----- Provided records -----

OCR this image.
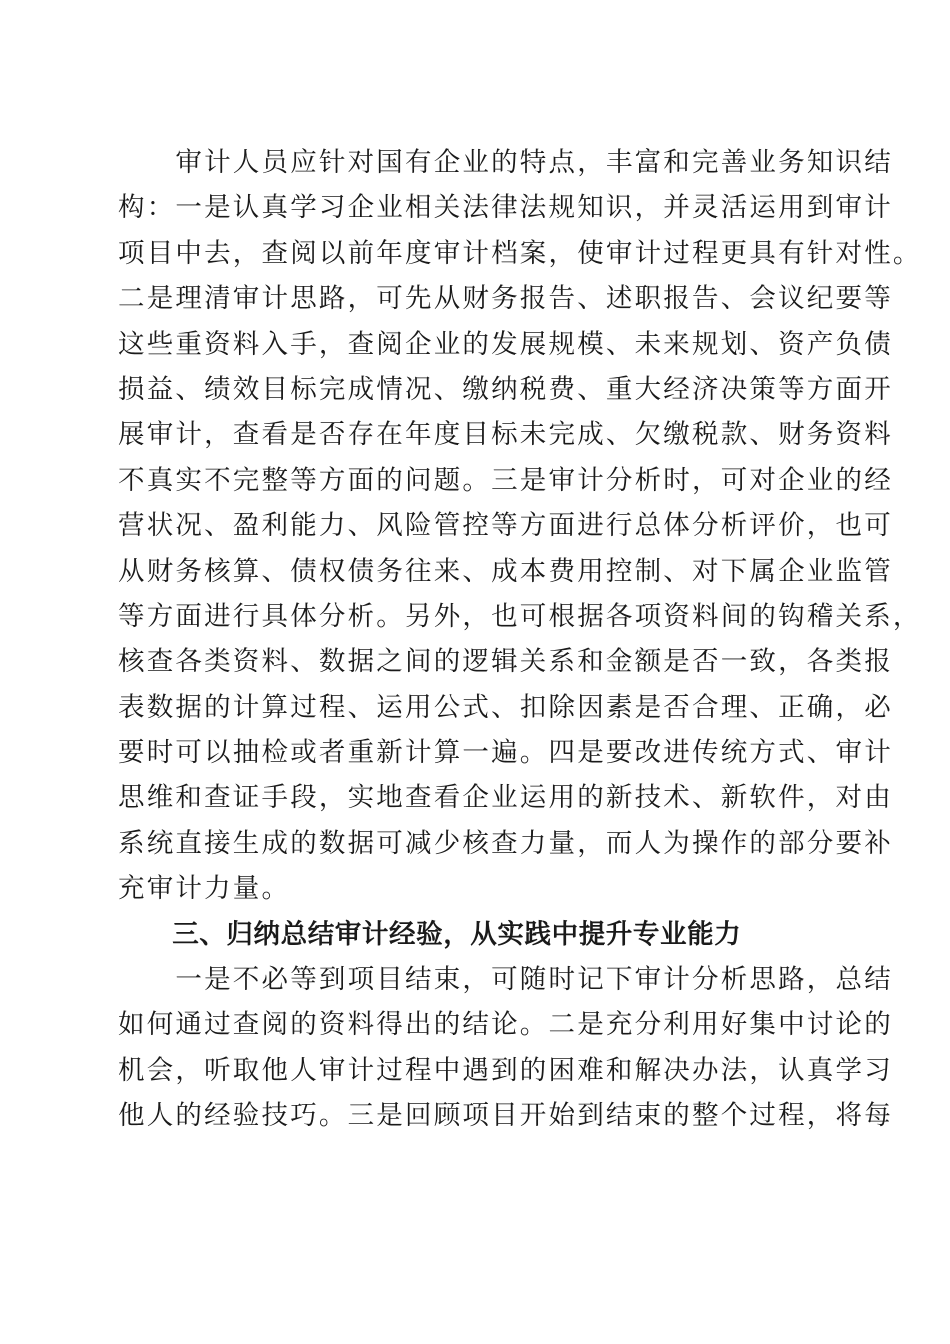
　　审计人员应针对国有企业的特点，丰富和完善业务知识结
构：一是认真学习企业相关法律法规知识，并灵活运用到审计
项目中去，查阅以前年度审计档案，使审计过程更具有针对性。
二是理清审计思路，可先从财务报告、述职报告、会议纪要等
这些重资料入手，查阅企业的发展规模、未来规划、资产负债
损益、绩效目标完成情况、缴纳税费、重大经济决策等方面开
展审计，查看是否存在年度目标未完成、欠缴税款、财务资料
不真实不完整等方面的问题。三是审计分析时，可对企业的经
营状况、盈利能力、风险管控等方面进行总体分析评价，也可
从财务核算、债权债务往来、成本费用控制、对下属企业监管
等方面进行具体分析。另外，也可根据各项资料间的钩稽关系，
核查各类资料、数据之间的逻辑关系和金额是否一致，各类报
表数据的计算过程、运用公式、扣除因素是否合理、正确，必
要时可以抽检或者重新计算一遍。四是要改进传统方式、审计
思维和查证手段，实地查看企业运用的新技术、新软件，对由
系统直接生成的数据可减少核查力量，而人为操作的部分要补
充审计力量。
　　三、归纳总结审计经验，从实践中提升专业能力
　　一是不必等到项目结束，可随时记下审计分析思路，总结
如何通过查阅的资料得出的结论。二是充分利用好集中讨论的
机会，听取他人审计过程中遇到的困难和解决办法，认真学习
他人的经验技巧。三是回顾项目开始到结束的整个过程，将每
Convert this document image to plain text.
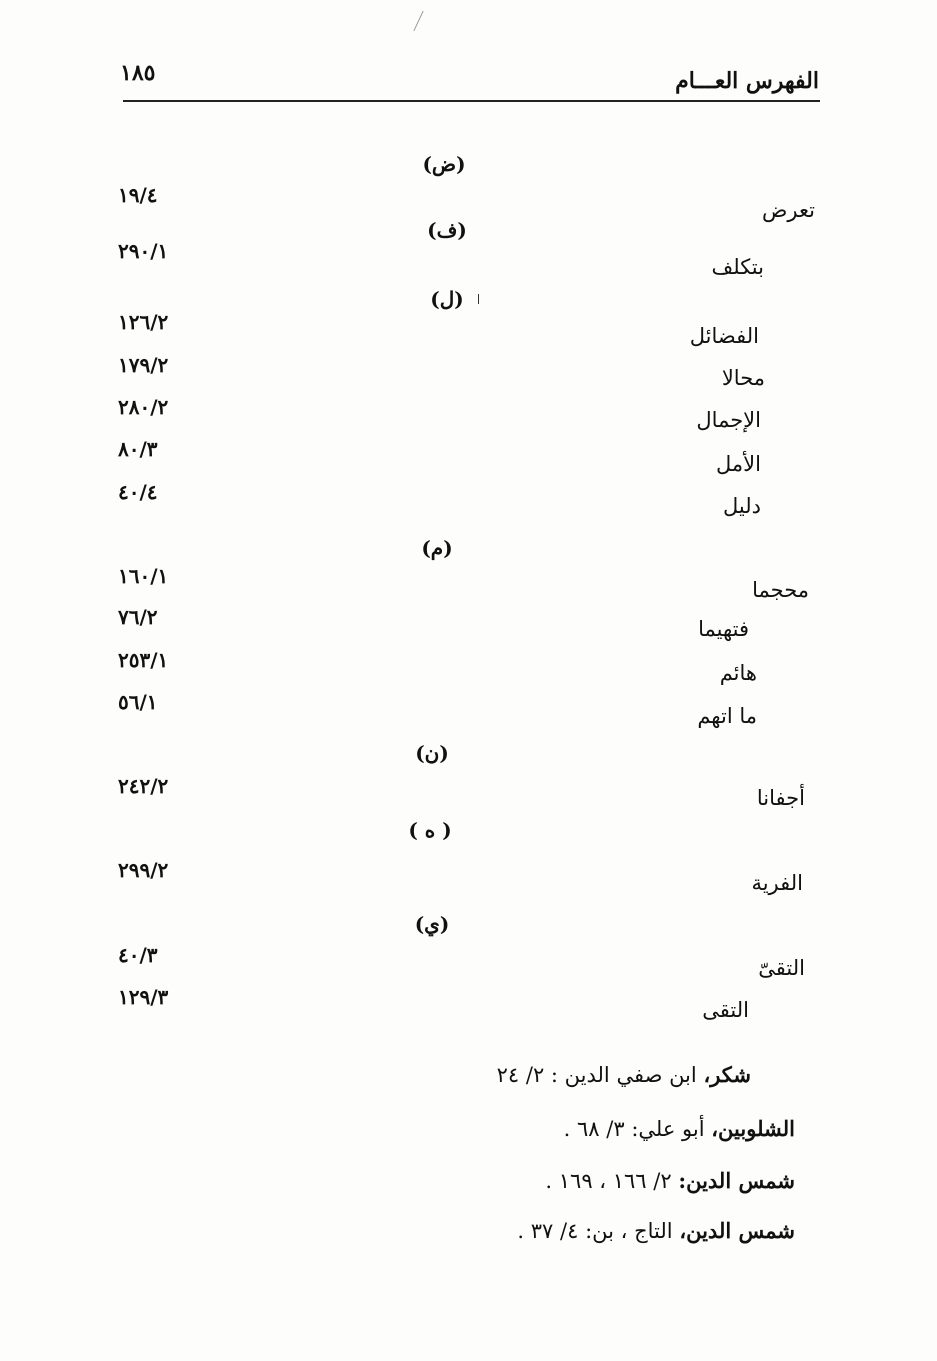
الفهرس العـــام
١٨٥
(ض)
تعرض
١٩/٤
(ف)
بتكلف
٢٩٠/١
(ل)
الفضائل
١٢٦/٢
محالا
١٧٩/٢
الإجمال
٢٨٠/٢
الأمل
٨٠/٣
دليل
٤٠/٤
(م)
محجما
١٦٠/١
فتهيما
٧٦/٢
هائم
٢٥٣/١
ما اتهم
٥٦/١
(ن)
أجفانا
٢٤٢/٢
( ه )
الفرية
٢٩٩/٢
(ي)
التقىّ
٤٠/٣
التقى
١٢٩/٣
شكر، ابن صفي الدين : ٢/ ٢٤
الشلوبين، أبو علي: ٣/ ٦٨ .
شمس الدين: ٢/ ١٦٦ ، ١٦٩ .
شمس الدين، التاج ، بن: ٤/ ٣٧ .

-----

Written request:
Copy out every line of the listing that includes the string "image".

Full solution:
OCR this image.
Convert this document image to plain text.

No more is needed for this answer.